┌──

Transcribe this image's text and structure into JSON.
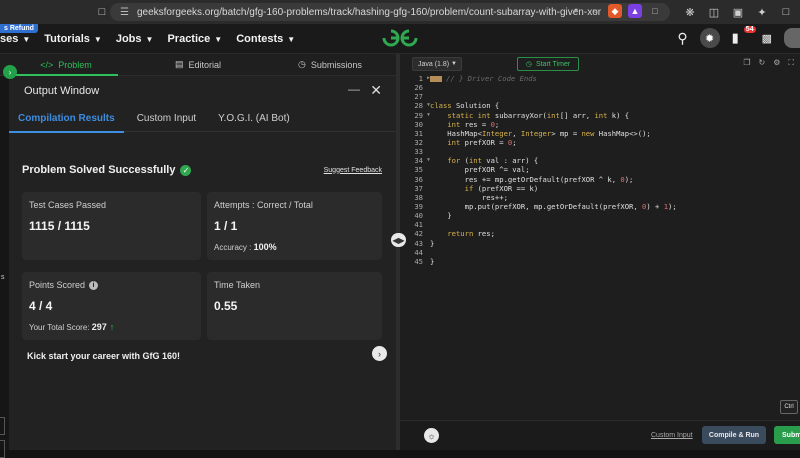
{
  "browser": {
    "url": "geeksforgeeks.org/batch/gfg-160-problems/track/hashing-gfg-160/problem/count-subarray-with-given-xor"
  },
  "header": {
    "badge": "s Refund",
    "nav": [
      {
        "label": "ses"
      },
      {
        "label": "Tutorials"
      },
      {
        "label": "Jobs"
      },
      {
        "label": "Practice"
      },
      {
        "label": "Contests"
      }
    ],
    "notifications": "54"
  },
  "left_tabs": {
    "problem": "Problem",
    "editorial": "Editorial",
    "submissions": "Submissions"
  },
  "output": {
    "title": "Output Window",
    "tabs": [
      "Compilation Results",
      "Custom Input",
      "Y.O.G.I. (AI Bot)"
    ],
    "status": "Problem Solved Successfully",
    "suggest": "Suggest Feedback",
    "test_cases_label": "Test Cases Passed",
    "test_cases_value": "1115 / 1115",
    "attempts_label": "Attempts : Correct / Total",
    "attempts_value": "1 / 1",
    "accuracy_label": "Accuracy :",
    "accuracy_value": "100%",
    "points_label": "Points Scored",
    "points_value": "4 / 4",
    "total_score_label": "Your Total Score:",
    "total_score_value": "297",
    "time_label": "Time Taken",
    "time_value": "0.55",
    "kick": "Kick start your career with GfG 160!"
  },
  "side": {
    "letter": "s"
  },
  "editor": {
    "language": "Java (1.8)",
    "timer": "Start Timer",
    "line_numbers": [
      "1",
      "26",
      "27",
      "28",
      "29",
      "30",
      "31",
      "32",
      "33",
      "34",
      "35",
      "36",
      "37",
      "38",
      "39",
      "40",
      "41",
      "42",
      "43",
      "44",
      "45"
    ],
    "custom_input": "Custom Input",
    "compile": "Compile & Run",
    "submit": "Subm",
    "ctrl": "Ctrl"
  }
}
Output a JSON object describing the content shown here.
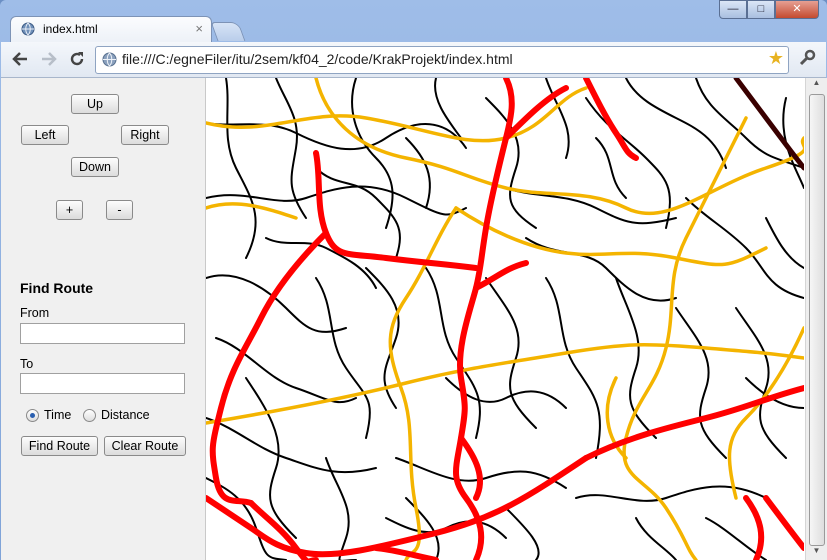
{
  "browser": {
    "tab_title": "index.html",
    "tab_close": "×",
    "window_controls": {
      "minimize": "—",
      "maximize": "□",
      "close": "✕"
    },
    "url": "file:///C:/egneFiler/itu/2sem/kf04_2/code/KrakProjekt/index.html",
    "icons": [
      "back-arrow-icon",
      "forward-arrow-icon",
      "reload-icon",
      "page-icon",
      "bookmark-star-icon",
      "wrench-icon"
    ]
  },
  "navigation": {
    "up": "Up",
    "left": "Left",
    "right": "Right",
    "down": "Down",
    "zoom_in": "+",
    "zoom_out": "-"
  },
  "route": {
    "heading": "Find Route",
    "from_label": "From",
    "from_value": "",
    "to_label": "To",
    "to_value": "",
    "mode_options": [
      "Time",
      "Distance"
    ],
    "selected_mode": "Time",
    "find_button": "Find Route",
    "clear_button": "Clear Route"
  },
  "map": {
    "road_colors": {
      "minor": "#000000",
      "primary": "#f0b400",
      "highway": "#ff0000",
      "special": "#3a0000"
    }
  }
}
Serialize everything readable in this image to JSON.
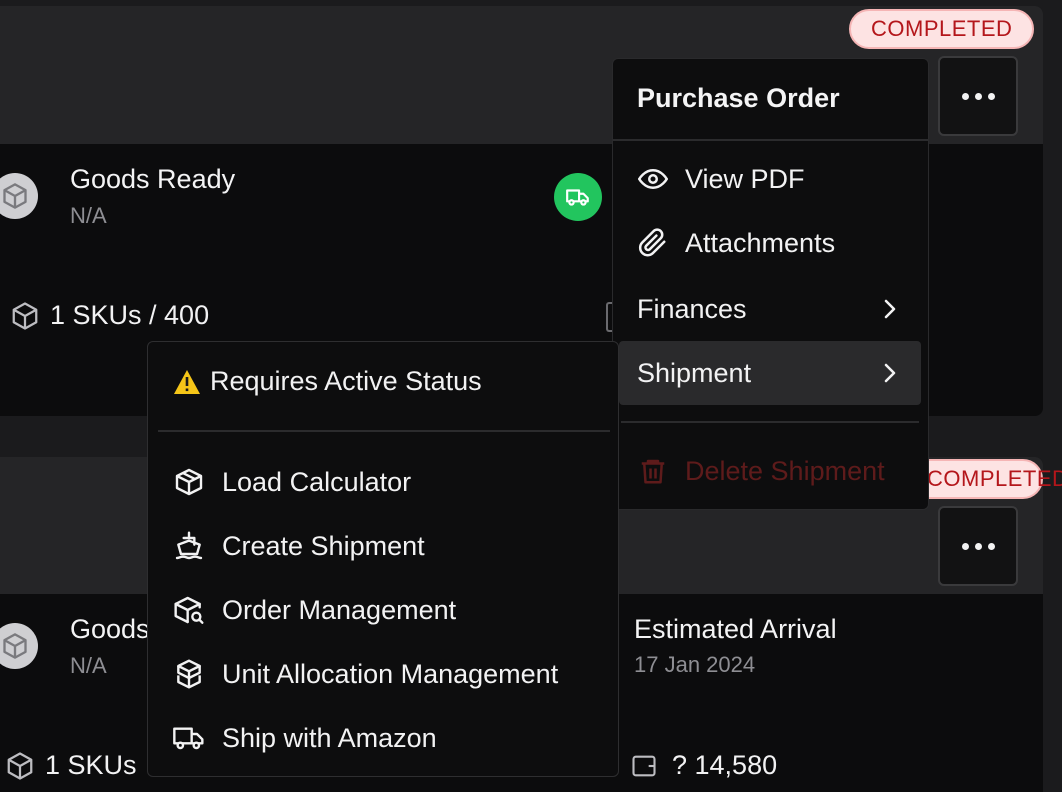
{
  "cards": [
    {
      "status": "COMPLETED",
      "title": "Goods Ready",
      "subtitle": "N/A",
      "sku": "1 SKUs / 400"
    },
    {
      "status": "COMPLETED",
      "title": "Goods",
      "subtitle": "N/A",
      "sku": "1 SKUs",
      "arrival_label": "Estimated Arrival",
      "arrival_date": "17 Jan 2024",
      "price": "? 14,580"
    }
  ],
  "menu": {
    "header": "Purchase Order",
    "items": [
      {
        "label": "View PDF",
        "icon": "eye-icon"
      },
      {
        "label": "Attachments",
        "icon": "paperclip-icon"
      },
      {
        "label": "Finances",
        "icon": "chevron-right-icon"
      },
      {
        "label": "Shipment",
        "icon": "chevron-right-icon"
      },
      {
        "label": "Delete Shipment",
        "icon": "trash-icon"
      }
    ]
  },
  "submenu": {
    "warning": "Requires Active Status",
    "items": [
      {
        "label": "Load Calculator",
        "icon": "box-icon"
      },
      {
        "label": "Create Shipment",
        "icon": "ship-icon"
      },
      {
        "label": "Order Management",
        "icon": "box-search-icon"
      },
      {
        "label": "Unit Allocation Management",
        "icon": "boxes-icon"
      },
      {
        "label": "Ship with Amazon",
        "icon": "truck-icon"
      }
    ]
  },
  "colors": {
    "badge_text": "#b4161b",
    "badge_bg": "#fde3e3",
    "truck_green": "#22c55e",
    "delete_red": "#5e1b1b",
    "warning_yellow": "#f5c518"
  }
}
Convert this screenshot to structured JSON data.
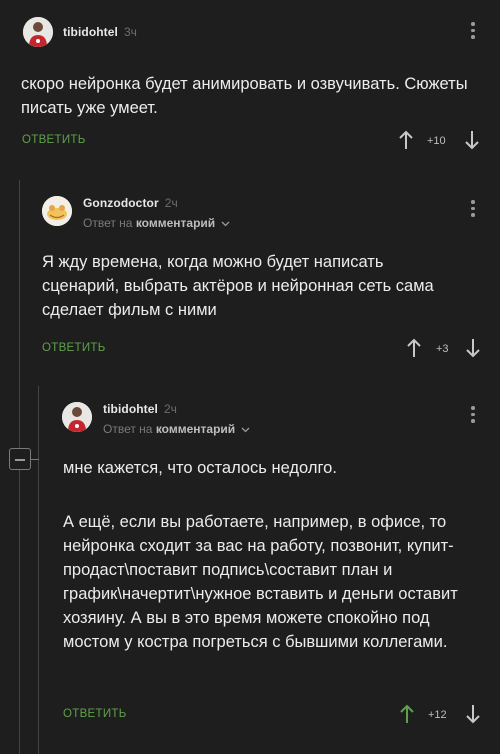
{
  "comments": [
    {
      "username": "tibidohtel",
      "time": "3ч",
      "text": "скоро нейронка будет анимировать и озвучивать. Сюжеты писать уже умеет.",
      "reply_label": "ОТВЕТИТЬ",
      "rating": "+10"
    },
    {
      "username": "Gonzodoctor",
      "time": "2ч",
      "reply_to_prefix": "Ответ на",
      "reply_to_target": "комментарий",
      "text": "Я жду времена, когда можно будет написать сценарий, выбрать актёров и нейронная сеть сама сделает фильм с ними",
      "reply_label": "ОТВЕТИТЬ",
      "rating": "+3"
    },
    {
      "username": "tibidohtel",
      "time": "2ч",
      "reply_to_prefix": "Ответ на",
      "reply_to_target": "комментарий",
      "text_p1": "мне кажется, что осталось недолго.",
      "text_p2": "А ещё, если вы работаете, например, в офисе, то нейронка сходит за вас на работу, позвонит, купит-продаст\\поставит подпись\\составит план и график\\начертит\\нужное вставить и деньги оставит хозяину. А вы в это время можете спокойно под мостом у костра погреться с бывшими коллегами.",
      "reply_label": "ОТВЕТИТЬ",
      "rating": "+12"
    }
  ],
  "colors": {
    "background": "#1e1e1f",
    "accent_green": "#5fa14a",
    "text": "#ececec",
    "muted": "#6d6d6d"
  },
  "icons": [
    "avatar",
    "kebab-menu-icon",
    "upvote-arrow-icon",
    "downvote-arrow-icon",
    "chevron-down-icon",
    "collapse-thread-icon"
  ]
}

└──

**Directions:** Your copy of the data should match it exactly, except that pictures are left out.

**Full response:**
Transcribe this image's text and structure into JSON.
{
  "browser": {
    "url": "geeksforgeeks.org/batch/gfg-160-problems/track/hashing-gfg-160/problem/count-subarray-with-given-xor"
  },
  "header": {
    "badge": "s Refund",
    "nav": [
      {
        "label": "ses"
      },
      {
        "label": "Tutorials"
      },
      {
        "label": "Jobs"
      },
      {
        "label": "Practice"
      },
      {
        "label": "Contests"
      }
    ],
    "notifications": "54"
  },
  "left_tabs": {
    "problem": "Problem",
    "editorial": "Editorial",
    "submissions": "Submissions"
  },
  "output": {
    "title": "Output Window",
    "tabs": [
      "Compilation Results",
      "Custom Input",
      "Y.O.G.I. (AI Bot)"
    ],
    "status": "Problem Solved Successfully",
    "suggest": "Suggest Feedback",
    "test_cases_label": "Test Cases Passed",
    "test_cases_value": "1115 / 1115",
    "attempts_label": "Attempts : Correct / Total",
    "attempts_value": "1 / 1",
    "accuracy_label": "Accuracy :",
    "accuracy_value": "100%",
    "points_label": "Points Scored",
    "points_value": "4 / 4",
    "total_score_label": "Your Total Score:",
    "total_score_value": "297",
    "time_label": "Time Taken",
    "time_value": "0.55",
    "kick": "Kick start your career with GfG 160!"
  },
  "side": {
    "letter": "s"
  },
  "editor": {
    "language": "Java (1.8)",
    "timer": "Start Timer",
    "line_numbers": [
      "1",
      "26",
      "27",
      "28",
      "29",
      "30",
      "31",
      "32",
      "33",
      "34",
      "35",
      "36",
      "37",
      "38",
      "39",
      "40",
      "41",
      "42",
      "43",
      "44",
      "45"
    ],
    "custom_input": "Custom Input",
    "compile": "Compile & Run",
    "submit": "Subm",
    "ctrl": "Ctrl"
  }
}
Output a JSON object describing the content shown here.
{
  "browser": {
    "tab_title": "index.html",
    "tab_close": "×",
    "window_controls": {
      "minimize": "—",
      "maximize": "□",
      "close": "✕"
    },
    "url": "file:///C:/egneFiler/itu/2sem/kf04_2/code/KrakProjekt/index.html",
    "icons": [
      "back-arrow-icon",
      "forward-arrow-icon",
      "reload-icon",
      "page-icon",
      "bookmark-star-icon",
      "wrench-icon"
    ]
  },
  "navigation": {
    "up": "Up",
    "left": "Left",
    "right": "Right",
    "down": "Down",
    "zoom_in": "+",
    "zoom_out": "-"
  },
  "route": {
    "heading": "Find Route",
    "from_label": "From",
    "from_value": "",
    "to_label": "To",
    "to_value": "",
    "mode_options": [
      "Time",
      "Distance"
    ],
    "selected_mode": "Time",
    "find_button": "Find Route",
    "clear_button": "Clear Route"
  },
  "map": {
    "road_colors": {
      "minor": "#000000",
      "primary": "#f0b400",
      "highway": "#ff0000",
      "special": "#3a0000"
    }
  }
}
Serialize everything readable in this image to JSON.
{
  "cards": [
    {
      "status": "COMPLETED",
      "title": "Goods Ready",
      "subtitle": "N/A",
      "sku": "1 SKUs / 400"
    },
    {
      "status": "COMPLETED",
      "title": "Goods",
      "subtitle": "N/A",
      "sku": "1 SKUs",
      "arrival_label": "Estimated Arrival",
      "arrival_date": "17 Jan 2024",
      "price": "? 14,580"
    }
  ],
  "menu": {
    "header": "Purchase Order",
    "items": [
      {
        "label": "View PDF",
        "icon": "eye-icon"
      },
      {
        "label": "Attachments",
        "icon": "paperclip-icon"
      },
      {
        "label": "Finances",
        "icon": "chevron-right-icon"
      },
      {
        "label": "Shipment",
        "icon": "chevron-right-icon"
      },
      {
        "label": "Delete Shipment",
        "icon": "trash-icon"
      }
    ]
  },
  "submenu": {
    "warning": "Requires Active Status",
    "items": [
      {
        "label": "Load Calculator",
        "icon": "box-icon"
      },
      {
        "label": "Create Shipment",
        "icon": "ship-icon"
      },
      {
        "label": "Order Management",
        "icon": "box-search-icon"
      },
      {
        "label": "Unit Allocation Management",
        "icon": "boxes-icon"
      },
      {
        "label": "Ship with Amazon",
        "icon": "truck-icon"
      }
    ]
  },
  "colors": {
    "badge_text": "#b4161b",
    "badge_bg": "#fde3e3",
    "truck_green": "#22c55e",
    "delete_red": "#5e1b1b",
    "warning_yellow": "#f5c518"
  }
}
Convert this screenshot to structured JSON data.
{
  "comments": [
    {
      "username": "tibidohtel",
      "time": "3ч",
      "text": "скоро нейронка будет анимировать и озвучивать. Сюжеты писать уже умеет.",
      "reply_label": "ОТВЕТИТЬ",
      "rating": "+10"
    },
    {
      "username": "Gonzodoctor",
      "time": "2ч",
      "reply_to_prefix": "Ответ на",
      "reply_to_target": "комментарий",
      "text": "Я жду времена, когда можно будет написать сценарий, выбрать актёров и нейронная сеть сама сделает фильм с ними",
      "reply_label": "ОТВЕТИТЬ",
      "rating": "+3"
    },
    {
      "username": "tibidohtel",
      "time": "2ч",
      "reply_to_prefix": "Ответ на",
      "reply_to_target": "комментарий",
      "text_p1": "мне кажется, что осталось недолго.",
      "text_p2": "А ещё, если вы работаете, например, в офисе, то нейронка сходит за вас на работу, позвонит, купит-продаст\\поставит подпись\\составит план и график\\начертит\\нужное вставить и деньги оставит хозяину. А вы в это время можете спокойно под мостом у костра погреться с бывшими коллегами.",
      "reply_label": "ОТВЕТИТЬ",
      "rating": "+12"
    }
  ],
  "colors": {
    "background": "#1e1e1f",
    "accent_green": "#5fa14a",
    "text": "#ececec",
    "muted": "#6d6d6d"
  },
  "icons": [
    "avatar",
    "kebab-menu-icon",
    "upvote-arrow-icon",
    "downvote-arrow-icon",
    "chevron-down-icon",
    "collapse-thread-icon"
  ]
}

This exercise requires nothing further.